Leave out the pictures; transcribe all else exactly.

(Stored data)
_ _ _ _

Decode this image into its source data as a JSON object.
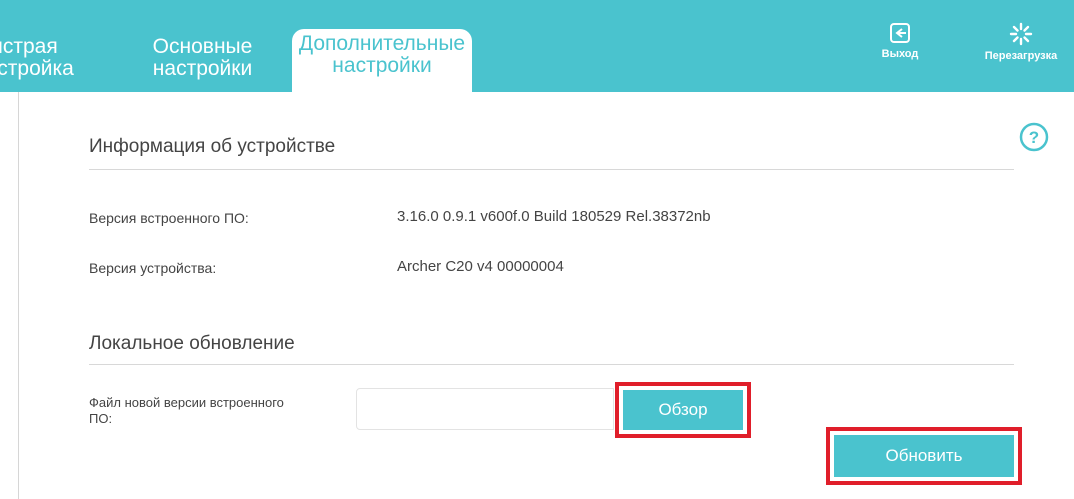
{
  "header": {
    "tabs": [
      {
        "line1": "Быстрая",
        "line2": "настройка"
      },
      {
        "line1": "Основные",
        "line2": "настройки"
      },
      {
        "line1": "Дополнительные",
        "line2": "настройки"
      }
    ],
    "logout_label": "Выход",
    "reboot_label": "Перезагрузка"
  },
  "device_info": {
    "title": "Информация об устройстве",
    "firmware_label": "Версия встроенного ПО:",
    "firmware_value": "3.16.0 0.9.1 v600f.0 Build 180529 Rel.38372nb",
    "hardware_label": "Версия устройства:",
    "hardware_value": "Archer C20 v4 00000004"
  },
  "local_update": {
    "title": "Локальное обновление",
    "file_label_line1": "Файл новой версии встроенного",
    "file_label_line2": "ПО:",
    "file_value": "",
    "browse_label": "Обзор",
    "update_label": "Обновить"
  },
  "colors": {
    "accent": "#4ac3ce",
    "highlight": "#e01e2a"
  }
}
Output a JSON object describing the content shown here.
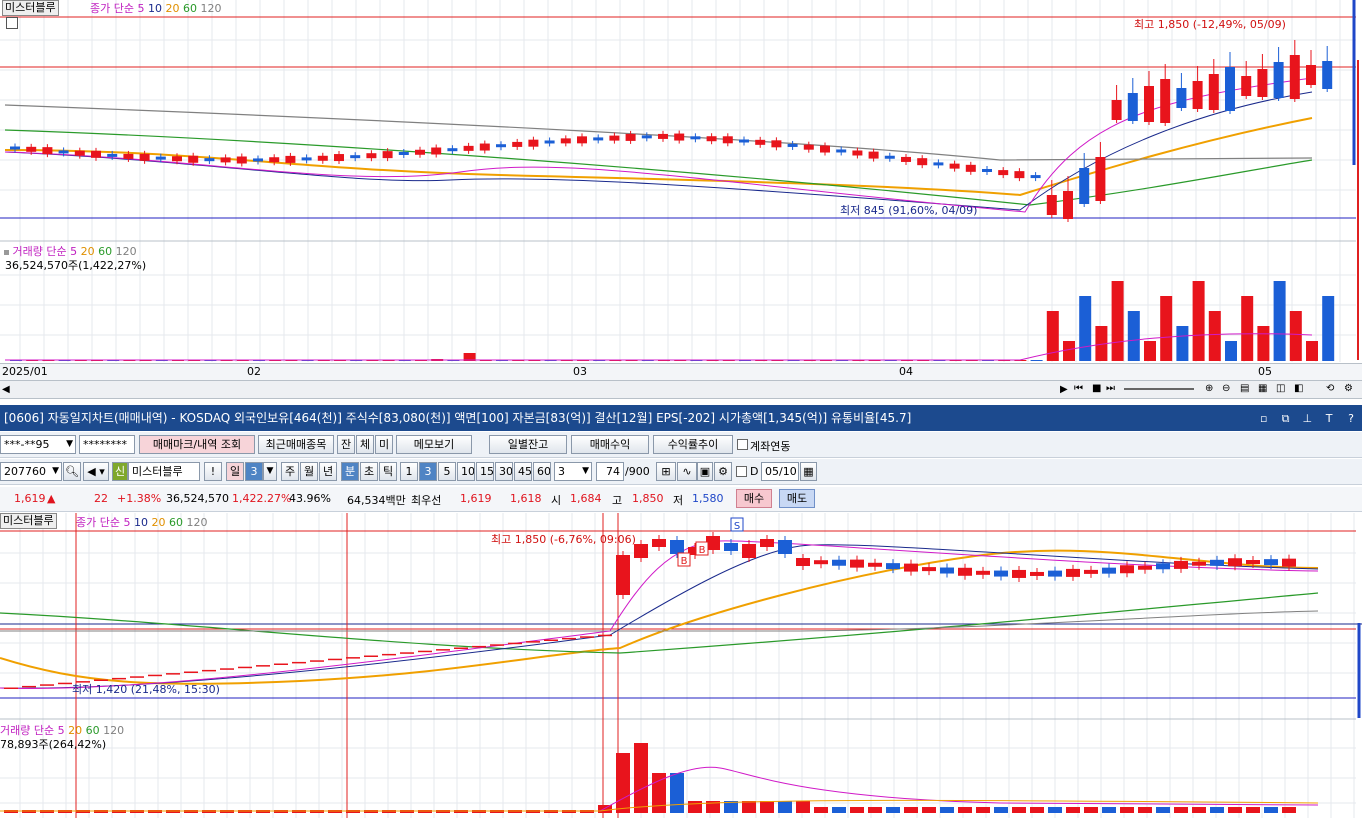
{
  "top_chart": {
    "name_button": "미스터블루",
    "price_legend": {
      "label": "종가 단순",
      "periods": [
        "5",
        "10",
        "20",
        "60",
        "120"
      ]
    },
    "high_label": "최고 1,850 (-12,49%, 05/09)",
    "low_label": "최저 845 (91,60%, 04/09)",
    "volume_legend": {
      "label": "거래량 단순",
      "periods": [
        "5",
        "20",
        "60",
        "120"
      ]
    },
    "volume_value": "36,524,570주(1,422,27%)",
    "x_labels": [
      "2025/01",
      "02",
      "03",
      "04",
      "05"
    ]
  },
  "window_title": "[0606] 자동일지차트(매매내역) - KOSDAQ 외국인보유[464(천)] 주식수[83,080(천)] 액면[100] 자본금[83(억)] 결산[12월] EPS[-202] 시가총액[1,345(억)] 유통비율[45.7]",
  "toolbar1": {
    "account": "***-**95",
    "password": "********",
    "trade_mark_button": "매매마크/내역 조회",
    "recent_button": "최근매매종목",
    "tab_jan": "잔",
    "tab_che": "체",
    "tab_mi": "미",
    "memo_button": "메모보기",
    "daily_balance_button": "일별잔고",
    "profit_button": "매매수익",
    "profit_trend_button": "수익률추이",
    "account_link_label": "계좌연동"
  },
  "toolbar2": {
    "code": "207760",
    "sin_badge": "신",
    "stock_name": "미스터블루",
    "excl": "!",
    "day": "일",
    "day_count": "3",
    "periods": [
      "주",
      "월",
      "년"
    ],
    "bun": "분",
    "cho": "초",
    "tick": "틱",
    "minutes": [
      "1",
      "3",
      "5",
      "10",
      "15",
      "30",
      "45",
      "60"
    ],
    "minute_selected": "3",
    "interval_value": "3",
    "count": "74",
    "count_total": "/900",
    "d_label": "D",
    "date": "05/10"
  },
  "quote": {
    "price": "1,619",
    "arrow": "▲",
    "change": "22",
    "change_pct": "+1.38%",
    "volume": "36,524,570",
    "volume_pct": "1,422.27%",
    "turnover": "43.96%",
    "amount": "64,534백만",
    "best_bid_label": "최우선",
    "best_ask": "1,619",
    "best_bid": "1,618",
    "open_label": "시",
    "open": "1,684",
    "high_label": "고",
    "high": "1,850",
    "low_label": "저",
    "low": "1,580",
    "buy_button": "매수",
    "sell_button": "매도"
  },
  "bottom_chart": {
    "name_button": "미스터블루",
    "price_legend": {
      "label": "종가 단순",
      "periods": [
        "5",
        "10",
        "20",
        "60",
        "120"
      ]
    },
    "high_label": "최고 1,850 (-6,76%, 09:06)",
    "low_label": "최저 1,420 (21,48%, 15:30)",
    "volume_legend": {
      "label": "거래량 단순",
      "periods": [
        "5",
        "20",
        "60",
        "120"
      ]
    },
    "volume_value": "78,893주(264,42%)",
    "markers": [
      "B",
      "B",
      "S"
    ]
  },
  "colors": {
    "up": "#e8141c",
    "down": "#1b5fd6",
    "ma5": "#d01ac8",
    "ma10": "#1a2a8c",
    "ma20": "#f0a000",
    "ma60": "#2a9a2a",
    "ma120": "#808080",
    "titlebar": "#1c4a8e"
  }
}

_ _ _ _

IN RESPONSE >>
Decode this image into its source data as a JSON object.
{
  "header": {
    "tabs": [
      {
        "line1": "Быстрая",
        "line2": "настройка"
      },
      {
        "line1": "Основные",
        "line2": "настройки"
      },
      {
        "line1": "Дополнительные",
        "line2": "настройки"
      }
    ],
    "logout_label": "Выход",
    "reboot_label": "Перезагрузка"
  },
  "device_info": {
    "title": "Информация об устройстве",
    "firmware_label": "Версия встроенного ПО:",
    "firmware_value": "3.16.0 0.9.1 v600f.0 Build 180529 Rel.38372nb",
    "hardware_label": "Версия устройства:",
    "hardware_value": "Archer C20 v4 00000004"
  },
  "local_update": {
    "title": "Локальное обновление",
    "file_label_line1": "Файл новой версии встроенного",
    "file_label_line2": "ПО:",
    "file_value": "",
    "browse_label": "Обзор",
    "update_label": "Обновить"
  },
  "colors": {
    "accent": "#4ac3ce",
    "highlight": "#e01e2a"
  }
}
Output a JSON object describing the content shown here.
{
  "top_chart": {
    "name_button": "미스터블루",
    "price_legend": {
      "label": "종가 단순",
      "periods": [
        "5",
        "10",
        "20",
        "60",
        "120"
      ]
    },
    "high_label": "최고 1,850 (-12,49%, 05/09)",
    "low_label": "최저 845 (91,60%, 04/09)",
    "volume_legend": {
      "label": "거래량 단순",
      "periods": [
        "5",
        "20",
        "60",
        "120"
      ]
    },
    "volume_value": "36,524,570주(1,422,27%)",
    "x_labels": [
      "2025/01",
      "02",
      "03",
      "04",
      "05"
    ]
  },
  "window_title": "[0606] 자동일지차트(매매내역) - KOSDAQ 외국인보유[464(천)] 주식수[83,080(천)] 액면[100] 자본금[83(억)] 결산[12월] EPS[-202] 시가총액[1,345(억)] 유통비율[45.7]",
  "toolbar1": {
    "account": "***-**95",
    "password": "********",
    "trade_mark_button": "매매마크/내역 조회",
    "recent_button": "최근매매종목",
    "tab_jan": "잔",
    "tab_che": "체",
    "tab_mi": "미",
    "memo_button": "메모보기",
    "daily_balance_button": "일별잔고",
    "profit_button": "매매수익",
    "profit_trend_button": "수익률추이",
    "account_link_label": "계좌연동"
  },
  "toolbar2": {
    "code": "207760",
    "sin_badge": "신",
    "stock_name": "미스터블루",
    "excl": "!",
    "day": "일",
    "day_count": "3",
    "periods": [
      "주",
      "월",
      "년"
    ],
    "bun": "분",
    "cho": "초",
    "tick": "틱",
    "minutes": [
      "1",
      "3",
      "5",
      "10",
      "15",
      "30",
      "45",
      "60"
    ],
    "minute_selected": "3",
    "interval_value": "3",
    "count": "74",
    "count_total": "/900",
    "d_label": "D",
    "date": "05/10"
  },
  "quote": {
    "price": "1,619",
    "arrow": "▲",
    "change": "22",
    "change_pct": "+1.38%",
    "volume": "36,524,570",
    "volume_pct": "1,422.27%",
    "turnover": "43.96%",
    "amount": "64,534백만",
    "best_bid_label": "최우선",
    "best_ask": "1,619",
    "best_bid": "1,618",
    "open_label": "시",
    "open": "1,684",
    "high_label": "고",
    "high": "1,850",
    "low_label": "저",
    "low": "1,580",
    "buy_button": "매수",
    "sell_button": "매도"
  },
  "bottom_chart": {
    "name_button": "미스터블루",
    "price_legend": {
      "label": "종가 단순",
      "periods": [
        "5",
        "10",
        "20",
        "60",
        "120"
      ]
    },
    "high_label": "최고 1,850 (-6,76%, 09:06)",
    "low_label": "최저 1,420 (21,48%, 15:30)",
    "volume_legend": {
      "label": "거래량 단순",
      "periods": [
        "5",
        "20",
        "60",
        "120"
      ]
    },
    "volume_value": "78,893주(264,42%)",
    "markers": [
      "B",
      "B",
      "S"
    ]
  },
  "colors": {
    "up": "#e8141c",
    "down": "#1b5fd6",
    "ma5": "#d01ac8",
    "ma10": "#1a2a8c",
    "ma20": "#f0a000",
    "ma60": "#2a9a2a",
    "ma120": "#808080",
    "titlebar": "#1c4a8e"
  }
}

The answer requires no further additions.